• [DIRECTIONS FOR THIS TASK]
Reproduce the entries exactly.

──────── DATASET EXTRACT

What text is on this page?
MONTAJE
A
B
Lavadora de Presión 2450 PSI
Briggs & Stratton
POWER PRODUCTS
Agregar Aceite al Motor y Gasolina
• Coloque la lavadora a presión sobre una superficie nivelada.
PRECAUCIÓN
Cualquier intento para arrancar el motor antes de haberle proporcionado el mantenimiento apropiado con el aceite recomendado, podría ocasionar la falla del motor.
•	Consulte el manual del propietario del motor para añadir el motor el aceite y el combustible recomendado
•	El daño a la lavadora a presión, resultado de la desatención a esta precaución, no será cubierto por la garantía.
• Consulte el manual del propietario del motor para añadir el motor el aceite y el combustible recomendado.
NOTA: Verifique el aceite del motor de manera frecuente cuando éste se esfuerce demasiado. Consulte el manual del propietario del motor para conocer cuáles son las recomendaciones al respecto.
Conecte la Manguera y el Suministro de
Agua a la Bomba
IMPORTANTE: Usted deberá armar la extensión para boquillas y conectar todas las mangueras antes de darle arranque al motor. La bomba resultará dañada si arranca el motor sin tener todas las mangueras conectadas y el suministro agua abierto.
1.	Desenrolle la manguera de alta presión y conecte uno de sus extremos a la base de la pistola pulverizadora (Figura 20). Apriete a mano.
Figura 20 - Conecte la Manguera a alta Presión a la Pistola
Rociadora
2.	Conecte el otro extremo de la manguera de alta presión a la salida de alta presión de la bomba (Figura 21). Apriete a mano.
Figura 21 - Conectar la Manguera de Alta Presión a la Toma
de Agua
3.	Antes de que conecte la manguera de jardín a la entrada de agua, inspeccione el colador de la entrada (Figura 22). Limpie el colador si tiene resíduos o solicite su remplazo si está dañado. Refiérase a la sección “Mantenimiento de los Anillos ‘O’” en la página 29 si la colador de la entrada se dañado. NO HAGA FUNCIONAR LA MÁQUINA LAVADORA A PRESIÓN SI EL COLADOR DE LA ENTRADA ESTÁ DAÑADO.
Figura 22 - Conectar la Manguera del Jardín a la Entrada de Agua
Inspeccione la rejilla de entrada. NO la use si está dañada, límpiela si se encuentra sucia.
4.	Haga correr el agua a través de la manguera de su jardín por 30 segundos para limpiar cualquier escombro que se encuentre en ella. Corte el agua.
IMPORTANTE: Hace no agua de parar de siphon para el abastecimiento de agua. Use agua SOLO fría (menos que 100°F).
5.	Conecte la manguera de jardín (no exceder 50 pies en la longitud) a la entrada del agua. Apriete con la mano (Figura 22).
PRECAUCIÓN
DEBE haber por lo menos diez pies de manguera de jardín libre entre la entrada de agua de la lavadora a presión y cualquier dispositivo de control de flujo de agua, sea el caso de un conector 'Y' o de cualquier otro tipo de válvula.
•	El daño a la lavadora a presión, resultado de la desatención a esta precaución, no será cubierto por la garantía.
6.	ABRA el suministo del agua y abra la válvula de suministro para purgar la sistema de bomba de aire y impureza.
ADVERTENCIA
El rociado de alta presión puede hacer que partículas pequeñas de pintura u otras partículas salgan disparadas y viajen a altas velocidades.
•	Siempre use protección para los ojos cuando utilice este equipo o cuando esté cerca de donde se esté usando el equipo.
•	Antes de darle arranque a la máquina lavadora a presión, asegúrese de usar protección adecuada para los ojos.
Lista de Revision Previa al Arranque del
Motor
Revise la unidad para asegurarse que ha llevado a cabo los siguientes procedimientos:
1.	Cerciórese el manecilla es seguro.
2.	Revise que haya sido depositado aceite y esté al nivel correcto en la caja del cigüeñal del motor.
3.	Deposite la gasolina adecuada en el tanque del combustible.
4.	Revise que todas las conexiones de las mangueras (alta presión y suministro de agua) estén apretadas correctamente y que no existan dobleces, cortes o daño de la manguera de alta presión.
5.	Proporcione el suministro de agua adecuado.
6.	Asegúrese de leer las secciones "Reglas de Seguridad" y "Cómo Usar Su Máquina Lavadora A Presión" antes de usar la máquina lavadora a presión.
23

────────────────

• [REPLY TO THE TASK]
What text is on this page?
MONTAJE
A
B
Lavadora de Presión 2450 PSI
Briggs & Stratton
POWER PRODUCTS
Agregar Aceite al Motor y Gasolina
• Coloque la lavadora a presión sobre una superficie nivelada.
PRECAUCIÓN
Cualquier intento para arrancar el motor antes de haberle proporcionado el mantenimiento apropiado con el aceite recomendado, podría ocasionar la falla del motor.
•	Consulte el manual del propietario del motor para añadir el motor el aceite y el combustible recomendado
•	El daño a la lavadora a presión, resultado de la desatención a esta precaución, no será cubierto por la garantía.
• Consulte el manual del propietario del motor para añadir el motor el aceite y el combustible recomendado.
NOTA: Verifique el aceite del motor de manera frecuente cuando éste se esfuerce demasiado. Consulte el manual del propietario del motor para conocer cuáles son las recomendaciones al respecto.
Conecte la Manguera y el Suministro de
Agua a la Bomba
IMPORTANTE: Usted deberá armar la extensión para boquillas y conectar todas las mangueras antes de darle arranque al motor. La bomba resultará dañada si arranca el motor sin tener todas las mangueras conectadas y el suministro agua abierto.
1.	Desenrolle la manguera de alta presión y conecte uno de sus extremos a la base de la pistola pulverizadora (Figura 20). Apriete a mano.
Figura 20 - Conecte la Manguera a alta Presión a la Pistola
Rociadora
2.	Conecte el otro extremo de la manguera de alta presión a la salida de alta presión de la bomba (Figura 21). Apriete a mano.
Figura 21 - Conectar la Manguera de Alta Presión a la Toma
de Agua
3.	Antes de que conecte la manguera de jardín a la entrada de agua, inspeccione el colador de la entrada (Figura 22). Limpie el colador si tiene resíduos o solicite su remplazo si está dañado. Refiérase a la sección “Mantenimiento de los Anillos ‘O’” en la página 29 si la colador de la entrada se dañado. NO HAGA FUNCIONAR LA MÁQUINA LAVADORA A PRESIÓN SI EL COLADOR DE LA ENTRADA ESTÁ DAÑADO.
Figura 22 - Conectar la Manguera del Jardín a la Entrada de Agua
Inspeccione la rejilla de entrada. NO la use si está dañada, límpiela si se encuentra sucia.
4.	Haga correr el agua a través de la manguera de su jardín por 30 segundos para limpiar cualquier escombro que se encuentre en ella. Corte el agua.
IMPORTANTE: Hace no agua de parar de siphon para el abastecimiento de agua. Use agua SOLO fría (menos que 100°F).
5.	Conecte la manguera de jardín (no exceder 50 pies en la longitud) a la entrada del agua. Apriete con la mano (Figura 22).
PRECAUCIÓN
DEBE haber por lo menos diez pies de manguera de jardín libre entre la entrada de agua de la lavadora a presión y cualquier dispositivo de control de flujo de agua, sea el caso de un conector 'Y' o de cualquier otro tipo de válvula.
•	El daño a la lavadora a presión, resultado de la desatención a esta precaución, no será cubierto por la garantía.
6.	ABRA el suministo del agua y abra la válvula de suministro para purgar la sistema de bomba de aire y impureza.
ADVERTENCIA
El rociado de alta presión puede hacer que partículas pequeñas de pintura u otras partículas salgan disparadas y viajen a altas velocidades.
•	Siempre use protección para los ojos cuando utilice este equipo o cuando esté cerca de donde se esté usando el equipo.
•	Antes de darle arranque a la máquina lavadora a presión, asegúrese de usar protección adecuada para los ojos.
Lista de Revision Previa al Arranque del
Motor
Revise la unidad para asegurarse que ha llevado a cabo los siguientes procedimientos:
1.	Cerciórese el manecilla es seguro.
2.	Revise que haya sido depositado aceite y esté al nivel correcto en la caja del cigüeñal del motor.
3.	Deposite la gasolina adecuada en el tanque del combustible.
4.	Revise que todas las conexiones de las mangueras (alta presión y suministro de agua) estén apretadas correctamente y que no existan dobleces, cortes o daño de la manguera de alta presión.
5.	Proporcione el suministro de agua adecuado.
6.	Asegúrese de leer las secciones "Reglas de Seguridad" y "Cómo Usar Su Máquina Lavadora A Presión" antes de usar la máquina lavadora a presión.
23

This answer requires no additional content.